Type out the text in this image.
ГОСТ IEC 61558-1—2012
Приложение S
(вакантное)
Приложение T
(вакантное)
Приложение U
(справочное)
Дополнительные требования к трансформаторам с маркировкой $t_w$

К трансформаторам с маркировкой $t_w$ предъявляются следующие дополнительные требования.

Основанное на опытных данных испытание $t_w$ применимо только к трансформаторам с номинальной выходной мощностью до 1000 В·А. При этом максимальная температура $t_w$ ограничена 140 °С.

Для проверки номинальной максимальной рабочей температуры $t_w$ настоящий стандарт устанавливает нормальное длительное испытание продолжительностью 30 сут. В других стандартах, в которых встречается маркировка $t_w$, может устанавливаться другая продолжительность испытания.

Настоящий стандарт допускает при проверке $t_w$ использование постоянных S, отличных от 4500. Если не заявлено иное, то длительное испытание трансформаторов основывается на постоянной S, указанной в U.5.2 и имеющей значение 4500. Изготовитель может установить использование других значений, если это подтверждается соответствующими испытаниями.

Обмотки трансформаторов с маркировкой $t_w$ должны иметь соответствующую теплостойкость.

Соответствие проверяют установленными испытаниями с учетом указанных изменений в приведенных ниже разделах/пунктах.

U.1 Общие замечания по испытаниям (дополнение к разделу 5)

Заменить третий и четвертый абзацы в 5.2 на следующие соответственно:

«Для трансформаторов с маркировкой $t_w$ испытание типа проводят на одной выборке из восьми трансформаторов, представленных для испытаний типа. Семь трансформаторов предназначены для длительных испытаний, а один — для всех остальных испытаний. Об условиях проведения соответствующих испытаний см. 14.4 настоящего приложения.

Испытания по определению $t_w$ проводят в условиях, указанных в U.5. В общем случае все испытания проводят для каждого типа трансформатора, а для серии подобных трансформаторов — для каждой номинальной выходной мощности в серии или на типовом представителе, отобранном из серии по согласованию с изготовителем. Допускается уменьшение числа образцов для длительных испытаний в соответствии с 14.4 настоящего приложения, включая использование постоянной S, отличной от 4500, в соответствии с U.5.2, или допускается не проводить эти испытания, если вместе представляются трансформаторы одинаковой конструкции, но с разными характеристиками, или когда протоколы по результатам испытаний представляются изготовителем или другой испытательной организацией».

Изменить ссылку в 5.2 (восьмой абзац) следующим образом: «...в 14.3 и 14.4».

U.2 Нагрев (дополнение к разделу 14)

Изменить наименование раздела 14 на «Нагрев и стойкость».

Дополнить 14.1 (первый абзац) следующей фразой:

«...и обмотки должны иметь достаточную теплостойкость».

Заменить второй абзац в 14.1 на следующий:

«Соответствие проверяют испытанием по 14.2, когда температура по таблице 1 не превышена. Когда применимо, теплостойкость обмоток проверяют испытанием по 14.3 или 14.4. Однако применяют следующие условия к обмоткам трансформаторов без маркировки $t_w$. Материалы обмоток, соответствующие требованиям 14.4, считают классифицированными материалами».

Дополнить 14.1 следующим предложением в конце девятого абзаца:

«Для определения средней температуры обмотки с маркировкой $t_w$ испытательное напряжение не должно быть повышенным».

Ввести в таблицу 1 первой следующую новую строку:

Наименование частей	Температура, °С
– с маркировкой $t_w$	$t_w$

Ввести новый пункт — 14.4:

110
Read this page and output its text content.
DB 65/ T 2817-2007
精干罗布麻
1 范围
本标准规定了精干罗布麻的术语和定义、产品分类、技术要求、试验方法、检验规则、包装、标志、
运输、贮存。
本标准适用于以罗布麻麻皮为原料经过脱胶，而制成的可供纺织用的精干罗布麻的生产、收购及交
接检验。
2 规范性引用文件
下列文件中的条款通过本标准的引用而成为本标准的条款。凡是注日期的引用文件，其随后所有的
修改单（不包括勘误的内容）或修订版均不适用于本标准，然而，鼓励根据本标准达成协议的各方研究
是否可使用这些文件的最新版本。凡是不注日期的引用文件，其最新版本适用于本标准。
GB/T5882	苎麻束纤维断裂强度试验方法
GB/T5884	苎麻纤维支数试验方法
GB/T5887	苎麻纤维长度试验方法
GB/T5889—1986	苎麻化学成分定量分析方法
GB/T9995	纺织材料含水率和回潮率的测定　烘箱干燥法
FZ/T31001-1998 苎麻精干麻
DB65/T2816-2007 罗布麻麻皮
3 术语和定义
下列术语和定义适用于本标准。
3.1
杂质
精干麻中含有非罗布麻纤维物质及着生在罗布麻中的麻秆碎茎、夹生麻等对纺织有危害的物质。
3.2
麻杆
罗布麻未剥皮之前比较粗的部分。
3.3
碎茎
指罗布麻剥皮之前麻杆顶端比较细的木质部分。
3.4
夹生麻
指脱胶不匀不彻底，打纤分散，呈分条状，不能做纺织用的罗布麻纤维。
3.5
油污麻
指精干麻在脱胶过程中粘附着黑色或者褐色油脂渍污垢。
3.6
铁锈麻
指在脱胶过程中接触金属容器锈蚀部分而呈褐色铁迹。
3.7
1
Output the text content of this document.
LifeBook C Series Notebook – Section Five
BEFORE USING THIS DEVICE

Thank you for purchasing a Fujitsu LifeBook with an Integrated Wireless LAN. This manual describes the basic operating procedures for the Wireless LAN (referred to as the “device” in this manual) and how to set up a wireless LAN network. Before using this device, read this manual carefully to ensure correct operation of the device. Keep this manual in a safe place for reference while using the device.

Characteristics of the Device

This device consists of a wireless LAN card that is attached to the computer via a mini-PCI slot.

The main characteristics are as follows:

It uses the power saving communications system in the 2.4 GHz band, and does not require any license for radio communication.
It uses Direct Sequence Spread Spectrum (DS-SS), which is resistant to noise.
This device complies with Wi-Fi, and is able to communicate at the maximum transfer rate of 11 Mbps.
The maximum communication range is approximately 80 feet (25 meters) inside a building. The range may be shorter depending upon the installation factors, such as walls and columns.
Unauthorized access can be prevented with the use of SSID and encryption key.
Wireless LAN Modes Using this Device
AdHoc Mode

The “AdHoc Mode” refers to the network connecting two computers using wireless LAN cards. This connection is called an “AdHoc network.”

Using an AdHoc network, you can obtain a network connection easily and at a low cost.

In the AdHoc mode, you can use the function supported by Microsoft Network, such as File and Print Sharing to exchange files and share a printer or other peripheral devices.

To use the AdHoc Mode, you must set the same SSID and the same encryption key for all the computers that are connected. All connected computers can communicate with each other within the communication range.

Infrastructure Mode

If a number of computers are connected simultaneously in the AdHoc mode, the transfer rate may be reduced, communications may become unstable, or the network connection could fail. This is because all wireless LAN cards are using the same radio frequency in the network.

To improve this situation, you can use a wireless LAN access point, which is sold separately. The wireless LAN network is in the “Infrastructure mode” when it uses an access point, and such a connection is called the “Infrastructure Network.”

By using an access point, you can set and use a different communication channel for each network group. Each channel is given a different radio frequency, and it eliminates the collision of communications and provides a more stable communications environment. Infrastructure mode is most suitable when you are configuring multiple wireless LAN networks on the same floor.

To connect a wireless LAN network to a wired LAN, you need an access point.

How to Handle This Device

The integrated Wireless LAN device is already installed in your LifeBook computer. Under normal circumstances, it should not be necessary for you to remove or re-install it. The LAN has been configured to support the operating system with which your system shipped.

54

Task statement:
Each line of the material should be echoed exactly.

Task output:
Type out the text in this image.
ГОСТ IEC 61558-1—2012
Приложение S
(вакантное)
Приложение T
(вакантное)
Приложение U
(справочное)
Дополнительные требования к трансформаторам с маркировкой $t_w$

К трансформаторам с маркировкой $t_w$ предъявляются следующие дополнительные требования.

Основанное на опытных данных испытание $t_w$ применимо только к трансформаторам с номинальной выходной мощностью до 1000 В·А. При этом максимальная температура $t_w$ ограничена 140 °С.

Для проверки номинальной максимальной рабочей температуры $t_w$ настоящий стандарт устанавливает нормальное длительное испытание продолжительностью 30 сут. В других стандартах, в которых встречается маркировка $t_w$, может устанавливаться другая продолжительность испытания.

Настоящий стандарт допускает при проверке $t_w$ использование постоянных S, отличных от 4500. Если не заявлено иное, то длительное испытание трансформаторов основывается на постоянной S, указанной в U.5.2 и имеющей значение 4500. Изготовитель может установить использование других значений, если это подтверждается соответствующими испытаниями.

Обмотки трансформаторов с маркировкой $t_w$ должны иметь соответствующую теплостойкость.

Соответствие проверяют установленными испытаниями с учетом указанных изменений в приведенных ниже разделах/пунктах.

U.1 Общие замечания по испытаниям (дополнение к разделу 5)

Заменить третий и четвертый абзацы в 5.2 на следующие соответственно:

«Для трансформаторов с маркировкой $t_w$ испытание типа проводят на одной выборке из восьми трансформаторов, представленных для испытаний типа. Семь трансформаторов предназначены для длительных испытаний, а один — для всех остальных испытаний. Об условиях проведения соответствующих испытаний см. 14.4 настоящего приложения.

Испытания по определению $t_w$ проводят в условиях, указанных в U.5. В общем случае все испытания проводят для каждого типа трансформатора, а для серии подобных трансформаторов — для каждой номинальной выходной мощности в серии или на типовом представителе, отобранном из серии по согласованию с изготовителем. Допускается уменьшение числа образцов для длительных испытаний в соответствии с 14.4 настоящего приложения, включая использование постоянной S, отличной от 4500, в соответствии с U.5.2, или допускается не проводить эти испытания, если вместе представляются трансформаторы одинаковой конструкции, но с разными характеристиками, или когда протоколы по результатам испытаний представляются изготовителем или другой испытательной организацией».

Изменить ссылку в 5.2 (восьмой абзац) следующим образом: «...в 14.3 и 14.4».

U.2 Нагрев (дополнение к разделу 14)

Изменить наименование раздела 14 на «Нагрев и стойкость».

Дополнить 14.1 (первый абзац) следующей фразой:

«...и обмотки должны иметь достаточную теплостойкость».

Заменить второй абзац в 14.1 на следующий:

«Соответствие проверяют испытанием по 14.2, когда температура по таблице 1 не превышена. Когда применимо, теплостойкость обмоток проверяют испытанием по 14.3 или 14.4. Однако применяют следующие условия к обмоткам трансформаторов без маркировки $t_w$. Материалы обмоток, соответствующие требованиям 14.4, считают классифицированными материалами».

Дополнить 14.1 следующим предложением в конце девятого абзаца:

«Для определения средней температуры обмотки с маркировкой $t_w$ испытательное напряжение не должно быть повышенным».

Ввести в таблицу 1 первой следующую новую строку:

Наименование частей	Температура, °С
– с маркировкой $t_w$	$t_w$

Ввести новый пункт — 14.4:

110
Read this page and output its text content.
DB 65/ T 2817-2007
精干罗布麻
1 范围
本标准规定了精干罗布麻的术语和定义、产品分类、技术要求、试验方法、检验规则、包装、标志、
运输、贮存。
本标准适用于以罗布麻麻皮为原料经过脱胶，而制成的可供纺织用的精干罗布麻的生产、收购及交
接检验。
2 规范性引用文件
下列文件中的条款通过本标准的引用而成为本标准的条款。凡是注日期的引用文件，其随后所有的
修改单（不包括勘误的内容）或修订版均不适用于本标准，然而，鼓励根据本标准达成协议的各方研究
是否可使用这些文件的最新版本。凡是不注日期的引用文件，其最新版本适用于本标准。
GB/T5882	苎麻束纤维断裂强度试验方法
GB/T5884	苎麻纤维支数试验方法
GB/T5887	苎麻纤维长度试验方法
GB/T5889—1986	苎麻化学成分定量分析方法
GB/T9995	纺织材料含水率和回潮率的测定　烘箱干燥法
FZ/T31001-1998 苎麻精干麻
DB65/T2816-2007 罗布麻麻皮
3 术语和定义
下列术语和定义适用于本标准。
3.1
杂质
精干麻中含有非罗布麻纤维物质及着生在罗布麻中的麻秆碎茎、夹生麻等对纺织有危害的物质。
3.2
麻杆
罗布麻未剥皮之前比较粗的部分。
3.3
碎茎
指罗布麻剥皮之前麻杆顶端比较细的木质部分。
3.4
夹生麻
指脱胶不匀不彻底，打纤分散，呈分条状，不能做纺织用的罗布麻纤维。
3.5
油污麻
指精干麻在脱胶过程中粘附着黑色或者褐色油脂渍污垢。
3.6
铁锈麻
指在脱胶过程中接触金属容器锈蚀部分而呈褐色铁迹。
3.7
1
Output the text content of this document.
LifeBook C Series Notebook – Section Five
BEFORE USING THIS DEVICE

Thank you for purchasing a Fujitsu LifeBook with an Integrated Wireless LAN. This manual describes the basic operating procedures for the Wireless LAN (referred to as the “device” in this manual) and how to set up a wireless LAN network. Before using this device, read this manual carefully to ensure correct operation of the device. Keep this manual in a safe place for reference while using the device.

Characteristics of the Device

This device consists of a wireless LAN card that is attached to the computer via a mini-PCI slot.

The main characteristics are as follows:

It uses the power saving communications system in the 2.4 GHz band, and does not require any license for radio communication.
It uses Direct Sequence Spread Spectrum (DS-SS), which is resistant to noise.
This device complies with Wi-Fi, and is able to communicate at the maximum transfer rate of 11 Mbps.
The maximum communication range is approximately 80 feet (25 meters) inside a building. The range may be shorter depending upon the installation factors, such as walls and columns.
Unauthorized access can be prevented with the use of SSID and encryption key.
Wireless LAN Modes Using this Device
AdHoc Mode

The “AdHoc Mode” refers to the network connecting two computers using wireless LAN cards. This connection is called an “AdHoc network.”

Using an AdHoc network, you can obtain a network connection easily and at a low cost.

In the AdHoc mode, you can use the function supported by Microsoft Network, such as File and Print Sharing to exchange files and share a printer or other peripheral devices.

To use the AdHoc Mode, you must set the same SSID and the same encryption key for all the computers that are connected. All connected computers can communicate with each other within the communication range.

Infrastructure Mode

If a number of computers are connected simultaneously in the AdHoc mode, the transfer rate may be reduced, communications may become unstable, or the network connection could fail. This is because all wireless LAN cards are using the same radio frequency in the network.

To improve this situation, you can use a wireless LAN access point, which is sold separately. The wireless LAN network is in the “Infrastructure mode” when it uses an access point, and such a connection is called the “Infrastructure Network.”

By using an access point, you can set and use a different communication channel for each network group. Each channel is given a different radio frequency, and it eliminates the collision of communications and provides a more stable communications environment. Infrastructure mode is most suitable when you are configuring multiple wireless LAN networks on the same floor.

To connect a wireless LAN network to a wired LAN, you need an access point.

How to Handle This Device

The integrated Wireless LAN device is already installed in your LifeBook computer. Under normal circumstances, it should not be necessary for you to remove or re-install it. The LAN has been configured to support the operating system with which your system shipped.

54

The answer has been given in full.